_TASK INSTRUCTIONS_
Among the lines of this listing, determine how many contain the string "Please". Answer with the number only.
[START OF LISTED ENTRIES]
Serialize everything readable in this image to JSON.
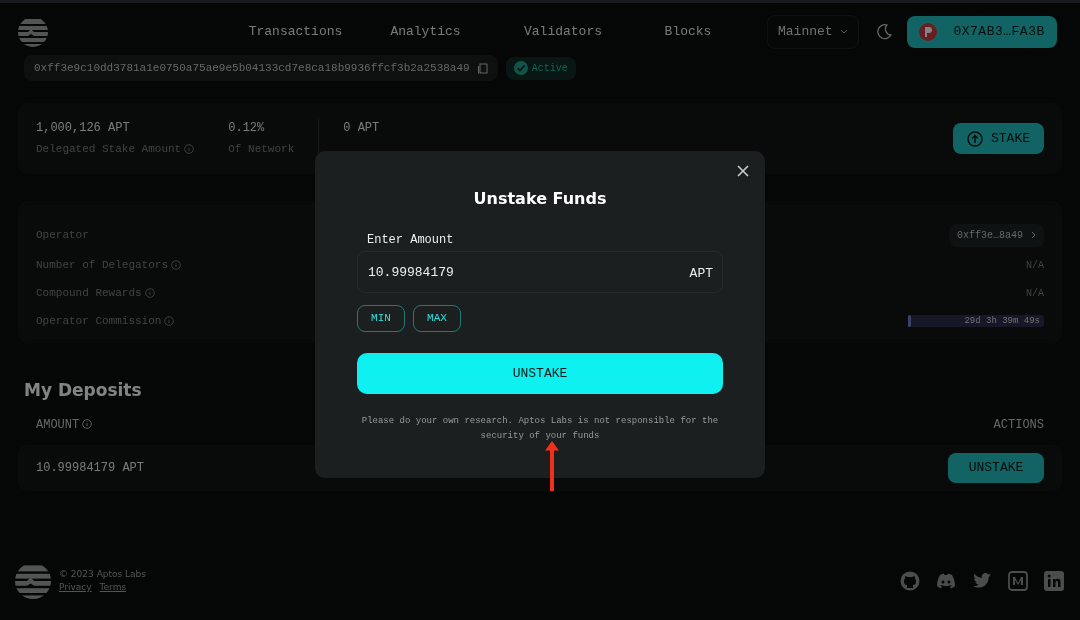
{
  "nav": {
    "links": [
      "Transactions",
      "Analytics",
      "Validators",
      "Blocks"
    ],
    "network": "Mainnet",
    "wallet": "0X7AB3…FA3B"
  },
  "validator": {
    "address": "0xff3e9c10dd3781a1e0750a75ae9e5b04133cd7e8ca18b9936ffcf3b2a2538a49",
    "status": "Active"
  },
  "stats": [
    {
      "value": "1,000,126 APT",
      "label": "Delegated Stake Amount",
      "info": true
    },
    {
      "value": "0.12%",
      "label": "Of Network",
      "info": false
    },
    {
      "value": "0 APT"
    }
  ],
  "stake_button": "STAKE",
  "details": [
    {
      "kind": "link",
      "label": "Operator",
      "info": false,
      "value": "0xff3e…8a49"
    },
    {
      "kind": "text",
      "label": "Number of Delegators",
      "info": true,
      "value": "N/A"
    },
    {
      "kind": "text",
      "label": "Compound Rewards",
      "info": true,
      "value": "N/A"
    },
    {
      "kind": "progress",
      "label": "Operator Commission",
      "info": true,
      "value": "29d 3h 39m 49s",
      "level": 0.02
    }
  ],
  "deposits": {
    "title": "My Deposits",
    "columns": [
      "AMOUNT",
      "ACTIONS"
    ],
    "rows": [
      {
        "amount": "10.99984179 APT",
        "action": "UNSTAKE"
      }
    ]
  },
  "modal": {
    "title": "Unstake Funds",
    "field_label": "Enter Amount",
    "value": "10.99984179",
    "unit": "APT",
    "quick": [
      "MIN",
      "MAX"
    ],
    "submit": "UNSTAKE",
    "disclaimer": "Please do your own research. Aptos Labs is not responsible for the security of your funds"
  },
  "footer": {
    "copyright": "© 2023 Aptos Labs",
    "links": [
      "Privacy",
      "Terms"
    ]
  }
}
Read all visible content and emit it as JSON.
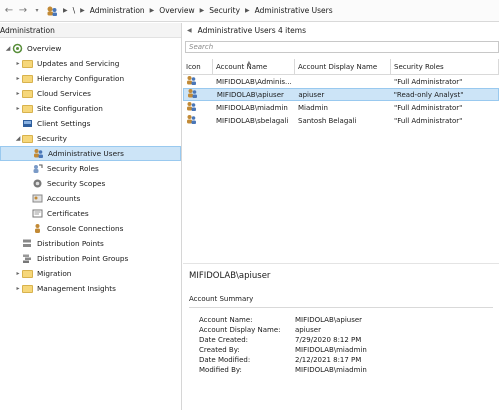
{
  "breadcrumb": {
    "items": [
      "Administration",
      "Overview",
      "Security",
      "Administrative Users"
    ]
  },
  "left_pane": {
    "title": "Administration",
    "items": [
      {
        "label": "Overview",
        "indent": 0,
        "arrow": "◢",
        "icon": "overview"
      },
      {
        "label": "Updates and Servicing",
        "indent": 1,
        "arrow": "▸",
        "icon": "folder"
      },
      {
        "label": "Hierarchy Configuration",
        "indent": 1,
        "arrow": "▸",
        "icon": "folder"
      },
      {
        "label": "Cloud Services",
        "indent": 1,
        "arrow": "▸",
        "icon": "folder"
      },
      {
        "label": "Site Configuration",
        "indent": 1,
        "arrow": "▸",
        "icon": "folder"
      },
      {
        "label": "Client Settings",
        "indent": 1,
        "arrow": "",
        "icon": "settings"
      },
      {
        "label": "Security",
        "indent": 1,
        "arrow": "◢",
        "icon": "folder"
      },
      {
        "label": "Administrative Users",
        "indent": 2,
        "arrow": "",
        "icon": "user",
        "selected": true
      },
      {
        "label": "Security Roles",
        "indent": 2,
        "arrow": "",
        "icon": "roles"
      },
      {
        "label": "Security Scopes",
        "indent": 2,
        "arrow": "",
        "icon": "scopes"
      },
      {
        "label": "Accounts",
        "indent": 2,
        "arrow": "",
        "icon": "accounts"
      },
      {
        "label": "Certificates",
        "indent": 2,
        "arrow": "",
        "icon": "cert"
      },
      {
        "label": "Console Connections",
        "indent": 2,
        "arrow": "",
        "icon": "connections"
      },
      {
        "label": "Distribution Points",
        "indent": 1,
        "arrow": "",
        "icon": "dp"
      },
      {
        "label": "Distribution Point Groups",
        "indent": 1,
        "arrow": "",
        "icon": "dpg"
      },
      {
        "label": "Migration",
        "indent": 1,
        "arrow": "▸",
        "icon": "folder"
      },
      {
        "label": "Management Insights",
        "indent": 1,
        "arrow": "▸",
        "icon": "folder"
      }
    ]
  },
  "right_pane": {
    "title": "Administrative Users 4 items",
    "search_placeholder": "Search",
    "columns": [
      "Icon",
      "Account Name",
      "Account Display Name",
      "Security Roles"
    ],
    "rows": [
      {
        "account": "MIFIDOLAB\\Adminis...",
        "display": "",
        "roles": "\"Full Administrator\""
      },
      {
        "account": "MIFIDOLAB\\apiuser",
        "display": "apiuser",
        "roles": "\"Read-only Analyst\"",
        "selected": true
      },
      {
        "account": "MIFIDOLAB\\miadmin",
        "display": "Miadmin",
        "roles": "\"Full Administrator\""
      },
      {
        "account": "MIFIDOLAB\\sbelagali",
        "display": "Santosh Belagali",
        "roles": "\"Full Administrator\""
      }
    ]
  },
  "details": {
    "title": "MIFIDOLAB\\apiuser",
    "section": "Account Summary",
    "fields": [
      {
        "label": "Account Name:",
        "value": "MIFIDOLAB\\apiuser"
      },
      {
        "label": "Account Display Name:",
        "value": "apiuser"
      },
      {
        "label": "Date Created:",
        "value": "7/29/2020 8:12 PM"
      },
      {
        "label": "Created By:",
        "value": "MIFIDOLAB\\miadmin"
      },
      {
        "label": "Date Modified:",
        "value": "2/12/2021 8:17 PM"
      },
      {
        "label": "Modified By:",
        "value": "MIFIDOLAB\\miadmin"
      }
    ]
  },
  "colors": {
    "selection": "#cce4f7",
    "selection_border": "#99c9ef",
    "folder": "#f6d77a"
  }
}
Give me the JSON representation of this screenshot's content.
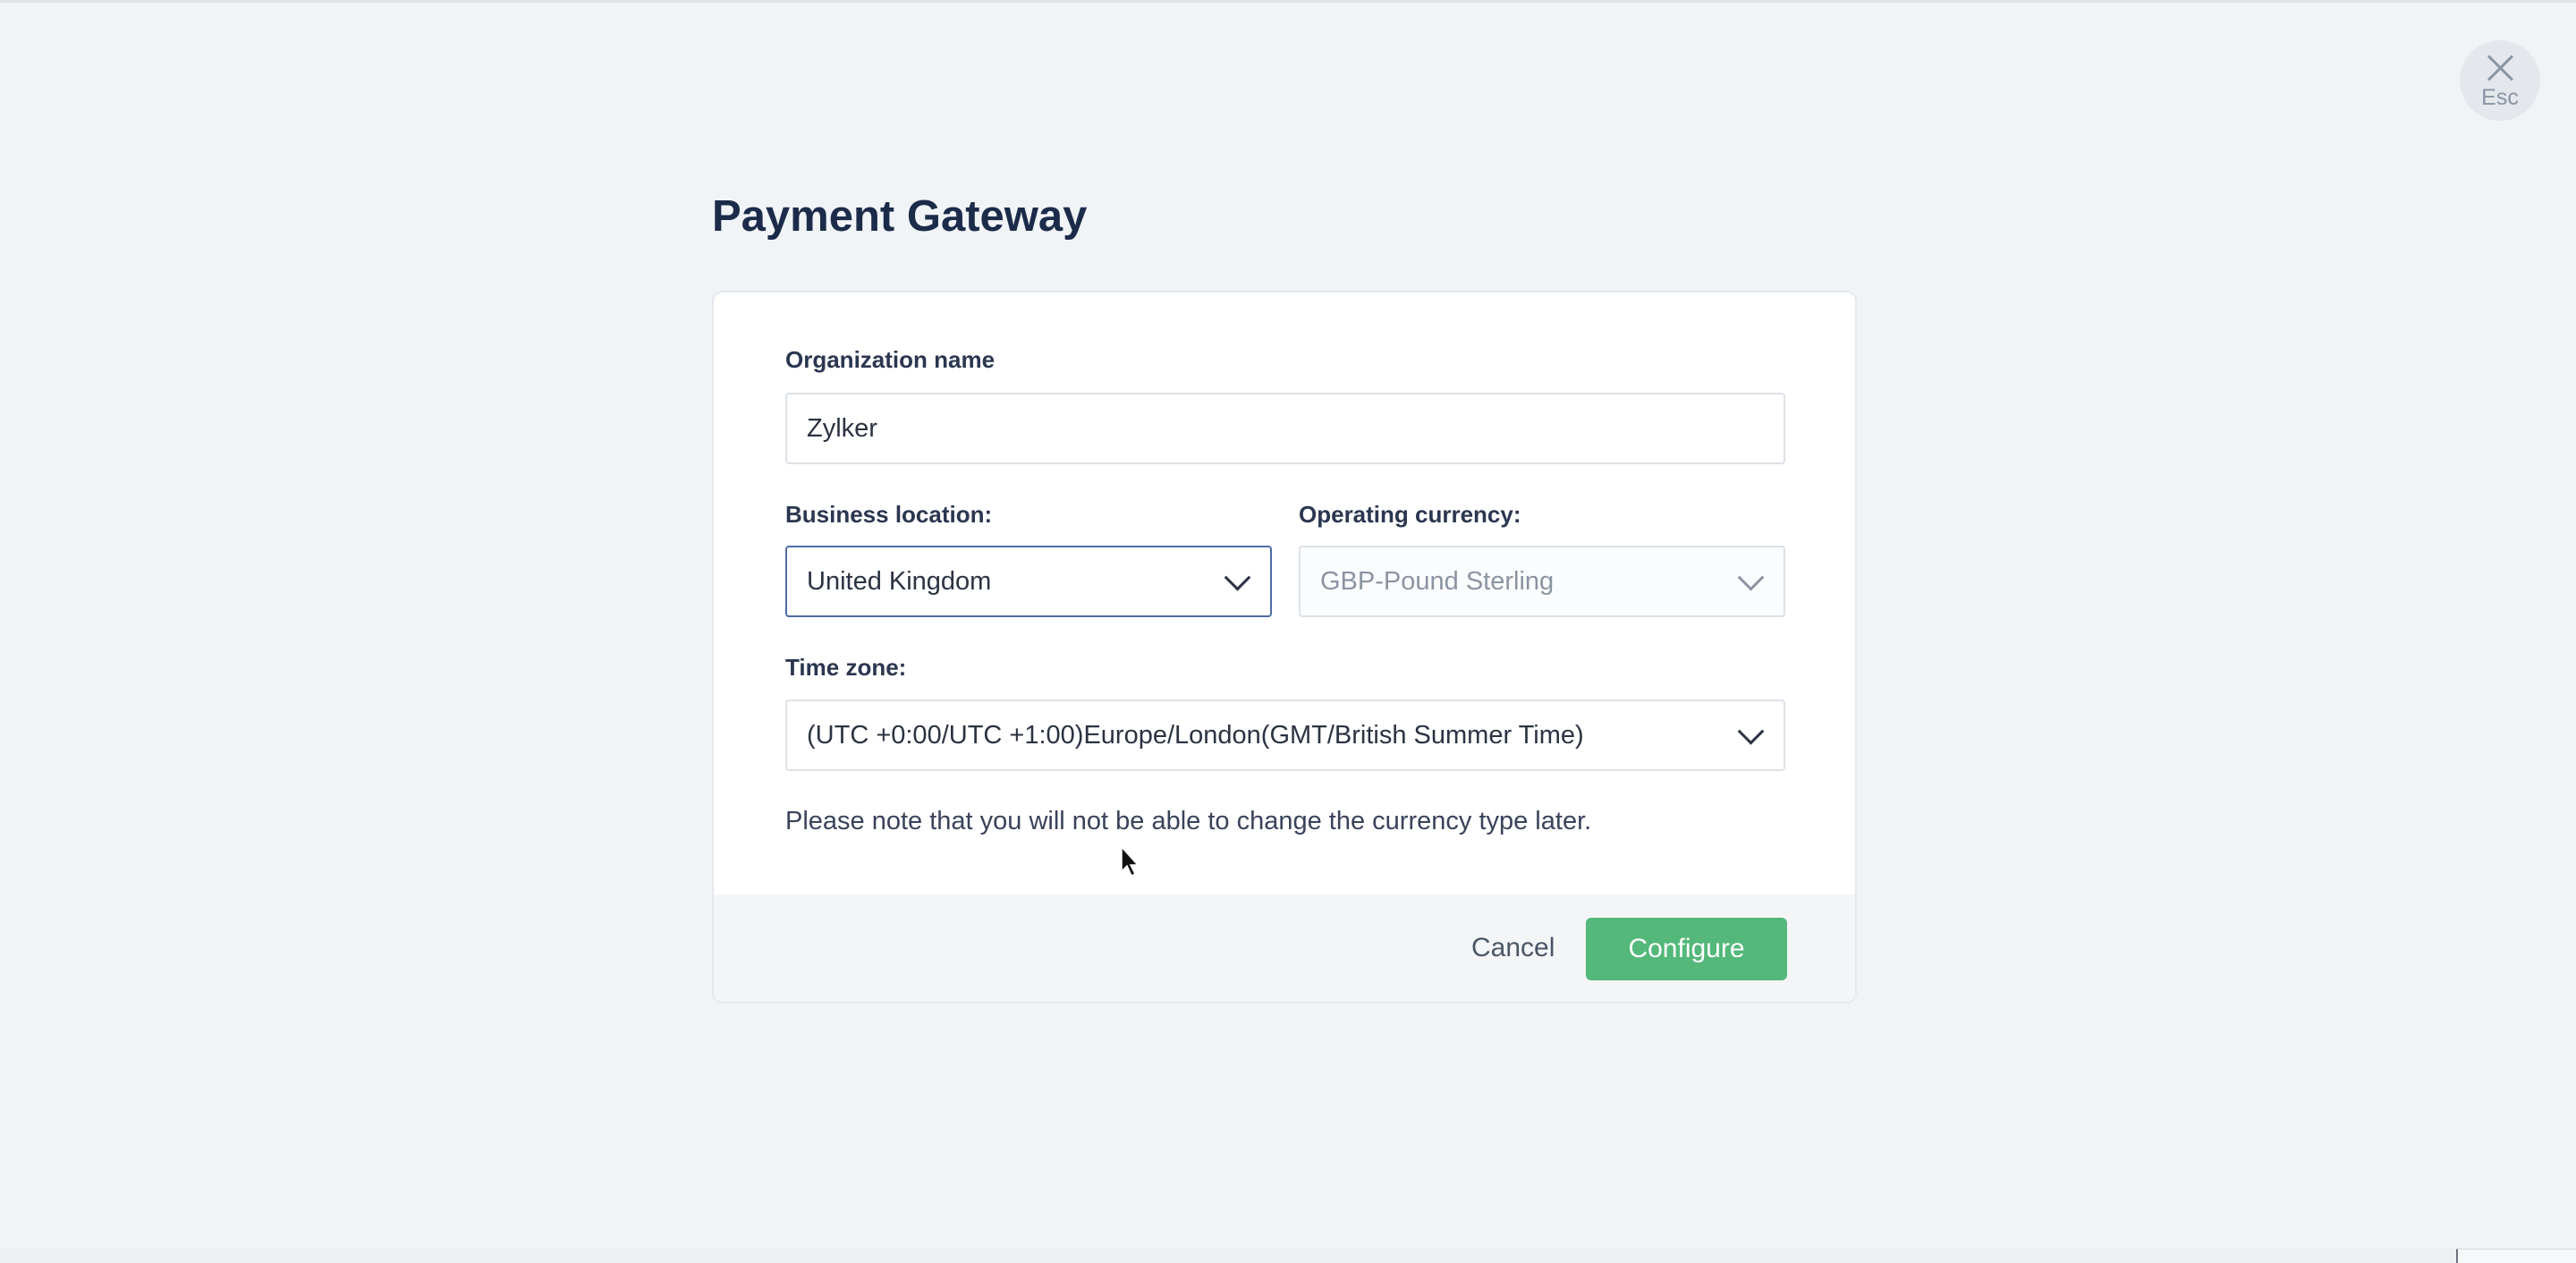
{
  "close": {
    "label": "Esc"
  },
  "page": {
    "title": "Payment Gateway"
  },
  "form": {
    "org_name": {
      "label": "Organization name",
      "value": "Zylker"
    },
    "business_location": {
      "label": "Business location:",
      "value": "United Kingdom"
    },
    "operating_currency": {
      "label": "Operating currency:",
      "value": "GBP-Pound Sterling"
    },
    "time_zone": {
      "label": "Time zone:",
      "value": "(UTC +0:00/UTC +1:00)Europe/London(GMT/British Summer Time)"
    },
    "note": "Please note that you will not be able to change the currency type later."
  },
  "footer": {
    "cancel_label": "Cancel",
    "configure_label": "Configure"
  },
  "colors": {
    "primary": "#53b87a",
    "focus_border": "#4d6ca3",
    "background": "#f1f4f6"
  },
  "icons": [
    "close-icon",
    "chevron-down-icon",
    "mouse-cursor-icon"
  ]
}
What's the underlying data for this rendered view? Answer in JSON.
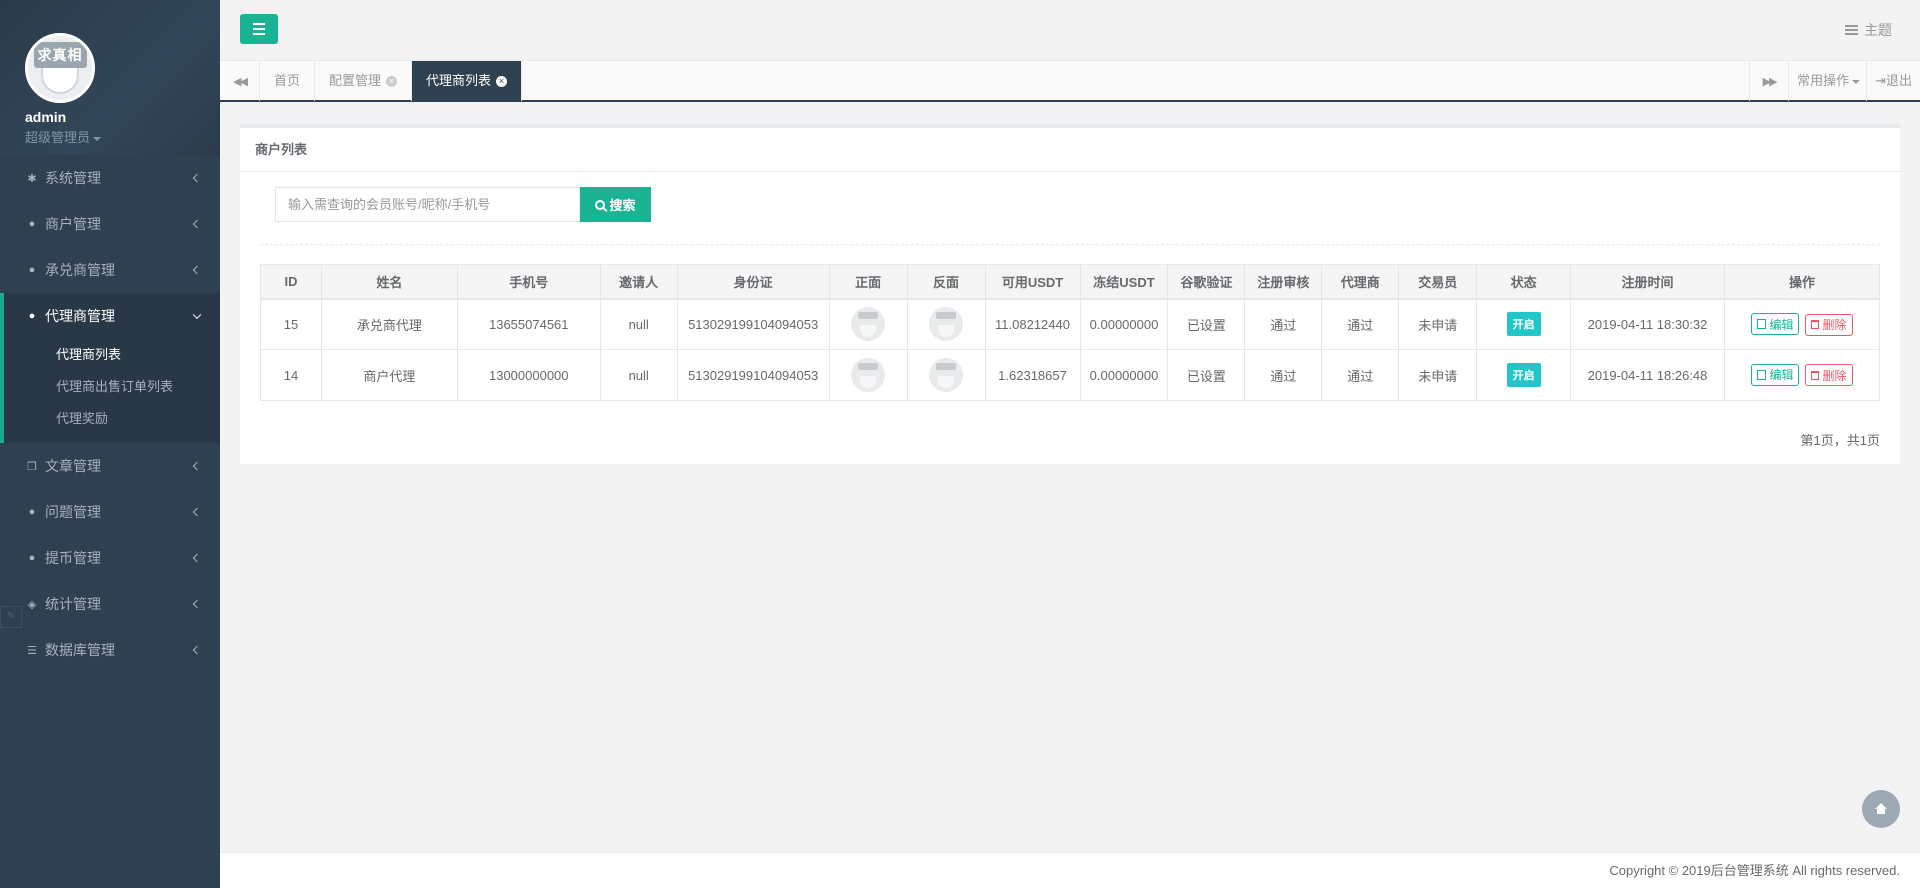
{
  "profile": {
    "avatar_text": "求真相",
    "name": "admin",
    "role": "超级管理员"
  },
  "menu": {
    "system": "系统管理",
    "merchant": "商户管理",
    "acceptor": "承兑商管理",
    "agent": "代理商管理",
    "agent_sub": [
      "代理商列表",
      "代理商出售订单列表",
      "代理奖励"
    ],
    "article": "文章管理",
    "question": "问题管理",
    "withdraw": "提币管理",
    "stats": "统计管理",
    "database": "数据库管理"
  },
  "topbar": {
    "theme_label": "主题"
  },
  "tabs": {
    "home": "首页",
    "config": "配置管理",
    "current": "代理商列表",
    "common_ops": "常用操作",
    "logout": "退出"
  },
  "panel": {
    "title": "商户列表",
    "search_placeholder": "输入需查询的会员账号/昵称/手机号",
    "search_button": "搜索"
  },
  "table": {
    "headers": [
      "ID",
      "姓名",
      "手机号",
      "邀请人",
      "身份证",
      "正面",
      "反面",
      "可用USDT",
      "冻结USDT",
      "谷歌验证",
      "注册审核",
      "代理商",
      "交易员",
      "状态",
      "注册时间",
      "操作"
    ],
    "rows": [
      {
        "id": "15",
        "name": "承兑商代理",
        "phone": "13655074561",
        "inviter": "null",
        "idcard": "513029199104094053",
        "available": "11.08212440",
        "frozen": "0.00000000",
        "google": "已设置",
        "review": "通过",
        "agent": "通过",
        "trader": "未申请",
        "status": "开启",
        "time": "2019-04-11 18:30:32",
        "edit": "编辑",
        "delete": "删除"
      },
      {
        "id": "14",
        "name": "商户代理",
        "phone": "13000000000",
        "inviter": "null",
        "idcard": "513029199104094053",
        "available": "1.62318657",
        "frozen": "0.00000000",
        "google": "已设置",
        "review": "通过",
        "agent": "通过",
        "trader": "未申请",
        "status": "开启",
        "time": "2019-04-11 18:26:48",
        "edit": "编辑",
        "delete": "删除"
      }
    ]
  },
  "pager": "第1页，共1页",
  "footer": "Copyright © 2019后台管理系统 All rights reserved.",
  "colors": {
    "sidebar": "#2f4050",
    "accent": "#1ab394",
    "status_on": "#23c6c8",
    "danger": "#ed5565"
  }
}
[END OF LISTED ENTRIES]
_EXERCISE OUTPUT_
2